■ Short task: Reproduce all the lines exactly as they stand, apart from the pictures.

-- START Records for this task --

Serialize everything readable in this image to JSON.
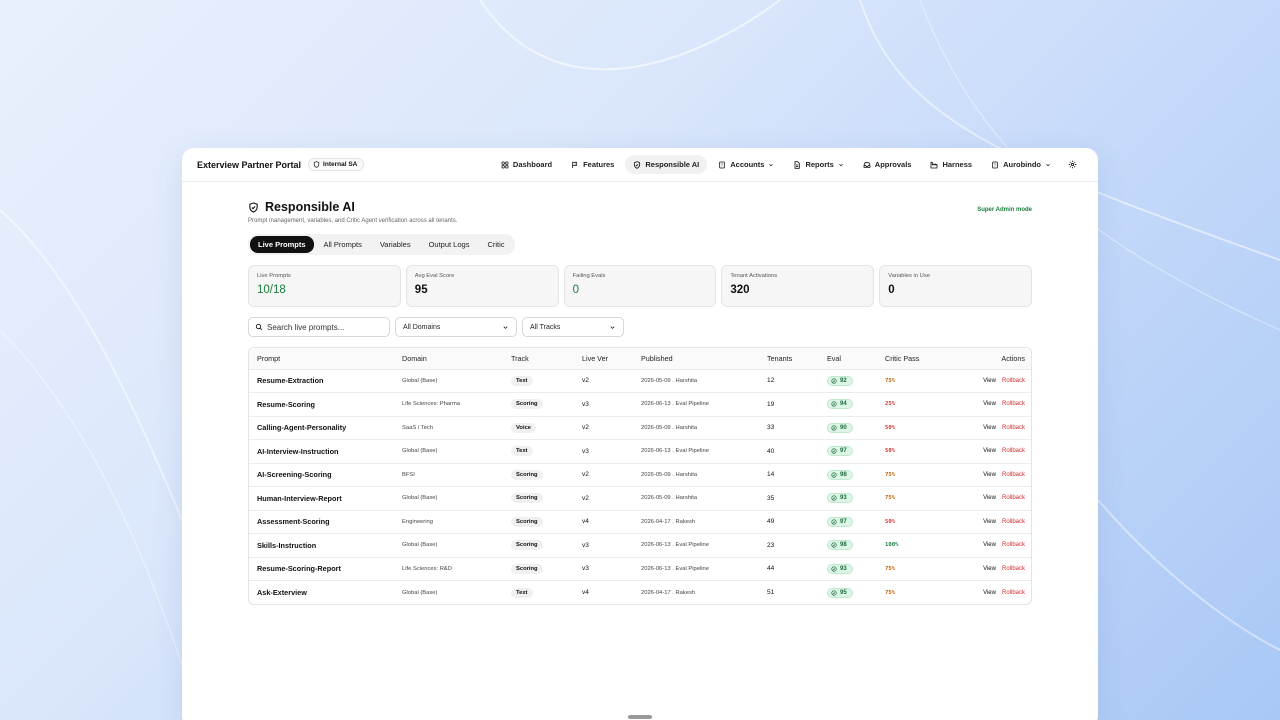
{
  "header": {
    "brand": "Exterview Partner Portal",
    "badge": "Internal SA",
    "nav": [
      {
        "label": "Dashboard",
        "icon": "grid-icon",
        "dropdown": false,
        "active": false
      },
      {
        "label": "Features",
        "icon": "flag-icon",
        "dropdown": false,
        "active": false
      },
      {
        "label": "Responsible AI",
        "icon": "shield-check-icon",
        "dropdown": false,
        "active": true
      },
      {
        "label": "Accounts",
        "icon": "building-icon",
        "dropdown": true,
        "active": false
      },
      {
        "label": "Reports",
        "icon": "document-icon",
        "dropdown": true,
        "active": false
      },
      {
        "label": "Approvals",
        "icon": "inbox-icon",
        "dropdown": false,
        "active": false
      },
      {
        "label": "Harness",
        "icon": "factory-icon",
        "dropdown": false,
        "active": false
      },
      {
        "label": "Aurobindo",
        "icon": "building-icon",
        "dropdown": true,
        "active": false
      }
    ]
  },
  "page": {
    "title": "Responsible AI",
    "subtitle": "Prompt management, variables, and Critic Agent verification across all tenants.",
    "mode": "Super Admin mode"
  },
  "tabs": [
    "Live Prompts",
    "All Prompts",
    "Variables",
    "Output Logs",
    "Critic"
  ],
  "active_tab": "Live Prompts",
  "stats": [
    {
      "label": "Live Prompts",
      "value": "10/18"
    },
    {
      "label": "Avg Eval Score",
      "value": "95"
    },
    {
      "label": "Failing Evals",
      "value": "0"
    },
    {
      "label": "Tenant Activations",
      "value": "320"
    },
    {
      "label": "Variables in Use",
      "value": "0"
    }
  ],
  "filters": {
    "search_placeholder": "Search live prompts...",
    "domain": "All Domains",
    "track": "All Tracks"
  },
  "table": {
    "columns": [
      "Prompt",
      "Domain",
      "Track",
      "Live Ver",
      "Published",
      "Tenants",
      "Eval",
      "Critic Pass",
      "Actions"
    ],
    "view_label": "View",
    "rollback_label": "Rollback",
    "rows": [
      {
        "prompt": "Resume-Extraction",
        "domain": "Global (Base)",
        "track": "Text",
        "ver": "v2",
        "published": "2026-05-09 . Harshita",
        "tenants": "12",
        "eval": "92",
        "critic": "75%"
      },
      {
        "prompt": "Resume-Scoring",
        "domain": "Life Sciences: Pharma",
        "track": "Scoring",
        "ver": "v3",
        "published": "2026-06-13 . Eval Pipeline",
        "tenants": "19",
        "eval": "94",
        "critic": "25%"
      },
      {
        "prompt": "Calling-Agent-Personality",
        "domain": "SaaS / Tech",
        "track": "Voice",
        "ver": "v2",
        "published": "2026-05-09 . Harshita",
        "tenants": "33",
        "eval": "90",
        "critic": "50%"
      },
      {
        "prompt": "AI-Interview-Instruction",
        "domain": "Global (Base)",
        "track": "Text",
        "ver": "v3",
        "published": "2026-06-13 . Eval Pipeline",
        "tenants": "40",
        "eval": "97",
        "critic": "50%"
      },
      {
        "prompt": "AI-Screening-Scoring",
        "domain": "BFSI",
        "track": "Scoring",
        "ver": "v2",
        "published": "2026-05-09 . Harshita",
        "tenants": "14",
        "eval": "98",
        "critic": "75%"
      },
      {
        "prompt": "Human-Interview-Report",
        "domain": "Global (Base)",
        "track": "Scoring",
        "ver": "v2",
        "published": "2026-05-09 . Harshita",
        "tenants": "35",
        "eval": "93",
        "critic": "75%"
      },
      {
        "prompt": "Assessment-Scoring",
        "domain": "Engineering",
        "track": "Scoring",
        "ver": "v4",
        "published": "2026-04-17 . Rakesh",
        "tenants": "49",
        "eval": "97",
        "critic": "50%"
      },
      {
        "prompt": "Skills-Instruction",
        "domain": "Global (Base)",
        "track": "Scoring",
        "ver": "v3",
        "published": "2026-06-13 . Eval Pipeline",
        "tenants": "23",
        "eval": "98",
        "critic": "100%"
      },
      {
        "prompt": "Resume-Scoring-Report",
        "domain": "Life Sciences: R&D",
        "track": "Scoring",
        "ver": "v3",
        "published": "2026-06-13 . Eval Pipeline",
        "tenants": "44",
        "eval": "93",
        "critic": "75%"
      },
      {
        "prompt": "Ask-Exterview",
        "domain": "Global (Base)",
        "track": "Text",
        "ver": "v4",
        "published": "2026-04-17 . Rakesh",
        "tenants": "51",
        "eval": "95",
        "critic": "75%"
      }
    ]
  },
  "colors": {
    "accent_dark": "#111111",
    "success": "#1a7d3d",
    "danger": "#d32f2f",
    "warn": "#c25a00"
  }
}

-- END Records for this task --

■ Result:
Serialize everything readable in this image to JSON.
{
  "header": {
    "brand": "Exterview Partner Portal",
    "badge": "Internal SA",
    "nav": [
      {
        "label": "Dashboard",
        "icon": "grid-icon",
        "dropdown": false,
        "active": false
      },
      {
        "label": "Features",
        "icon": "flag-icon",
        "dropdown": false,
        "active": false
      },
      {
        "label": "Responsible AI",
        "icon": "shield-check-icon",
        "dropdown": false,
        "active": true
      },
      {
        "label": "Accounts",
        "icon": "building-icon",
        "dropdown": true,
        "active": false
      },
      {
        "label": "Reports",
        "icon": "document-icon",
        "dropdown": true,
        "active": false
      },
      {
        "label": "Approvals",
        "icon": "inbox-icon",
        "dropdown": false,
        "active": false
      },
      {
        "label": "Harness",
        "icon": "factory-icon",
        "dropdown": false,
        "active": false
      },
      {
        "label": "Aurobindo",
        "icon": "building-icon",
        "dropdown": true,
        "active": false
      }
    ]
  },
  "page": {
    "title": "Responsible AI",
    "subtitle": "Prompt management, variables, and Critic Agent verification across all tenants.",
    "mode": "Super Admin mode"
  },
  "tabs": [
    "Live Prompts",
    "All Prompts",
    "Variables",
    "Output Logs",
    "Critic"
  ],
  "active_tab": "Live Prompts",
  "stats": [
    {
      "label": "Live Prompts",
      "value": "10/18"
    },
    {
      "label": "Avg Eval Score",
      "value": "95"
    },
    {
      "label": "Failing Evals",
      "value": "0"
    },
    {
      "label": "Tenant Activations",
      "value": "320"
    },
    {
      "label": "Variables in Use",
      "value": "0"
    }
  ],
  "filters": {
    "search_placeholder": "Search live prompts...",
    "domain": "All Domains",
    "track": "All Tracks"
  },
  "table": {
    "columns": [
      "Prompt",
      "Domain",
      "Track",
      "Live Ver",
      "Published",
      "Tenants",
      "Eval",
      "Critic Pass",
      "Actions"
    ],
    "view_label": "View",
    "rollback_label": "Rollback",
    "rows": [
      {
        "prompt": "Resume-Extraction",
        "domain": "Global (Base)",
        "track": "Text",
        "ver": "v2",
        "published": "2026-05-09 . Harshita",
        "tenants": "12",
        "eval": "92",
        "critic": "75%"
      },
      {
        "prompt": "Resume-Scoring",
        "domain": "Life Sciences: Pharma",
        "track": "Scoring",
        "ver": "v3",
        "published": "2026-06-13 . Eval Pipeline",
        "tenants": "19",
        "eval": "94",
        "critic": "25%"
      },
      {
        "prompt": "Calling-Agent-Personality",
        "domain": "SaaS / Tech",
        "track": "Voice",
        "ver": "v2",
        "published": "2026-05-09 . Harshita",
        "tenants": "33",
        "eval": "90",
        "critic": "50%"
      },
      {
        "prompt": "AI-Interview-Instruction",
        "domain": "Global (Base)",
        "track": "Text",
        "ver": "v3",
        "published": "2026-06-13 . Eval Pipeline",
        "tenants": "40",
        "eval": "97",
        "critic": "50%"
      },
      {
        "prompt": "AI-Screening-Scoring",
        "domain": "BFSI",
        "track": "Scoring",
        "ver": "v2",
        "published": "2026-05-09 . Harshita",
        "tenants": "14",
        "eval": "98",
        "critic": "75%"
      },
      {
        "prompt": "Human-Interview-Report",
        "domain": "Global (Base)",
        "track": "Scoring",
        "ver": "v2",
        "published": "2026-05-09 . Harshita",
        "tenants": "35",
        "eval": "93",
        "critic": "75%"
      },
      {
        "prompt": "Assessment-Scoring",
        "domain": "Engineering",
        "track": "Scoring",
        "ver": "v4",
        "published": "2026-04-17 . Rakesh",
        "tenants": "49",
        "eval": "97",
        "critic": "50%"
      },
      {
        "prompt": "Skills-Instruction",
        "domain": "Global (Base)",
        "track": "Scoring",
        "ver": "v3",
        "published": "2026-06-13 . Eval Pipeline",
        "tenants": "23",
        "eval": "98",
        "critic": "100%"
      },
      {
        "prompt": "Resume-Scoring-Report",
        "domain": "Life Sciences: R&D",
        "track": "Scoring",
        "ver": "v3",
        "published": "2026-06-13 . Eval Pipeline",
        "tenants": "44",
        "eval": "93",
        "critic": "75%"
      },
      {
        "prompt": "Ask-Exterview",
        "domain": "Global (Base)",
        "track": "Text",
        "ver": "v4",
        "published": "2026-04-17 . Rakesh",
        "tenants": "51",
        "eval": "95",
        "critic": "75%"
      }
    ]
  },
  "colors": {
    "accent_dark": "#111111",
    "success": "#1a7d3d",
    "danger": "#d32f2f",
    "warn": "#c25a00"
  }
}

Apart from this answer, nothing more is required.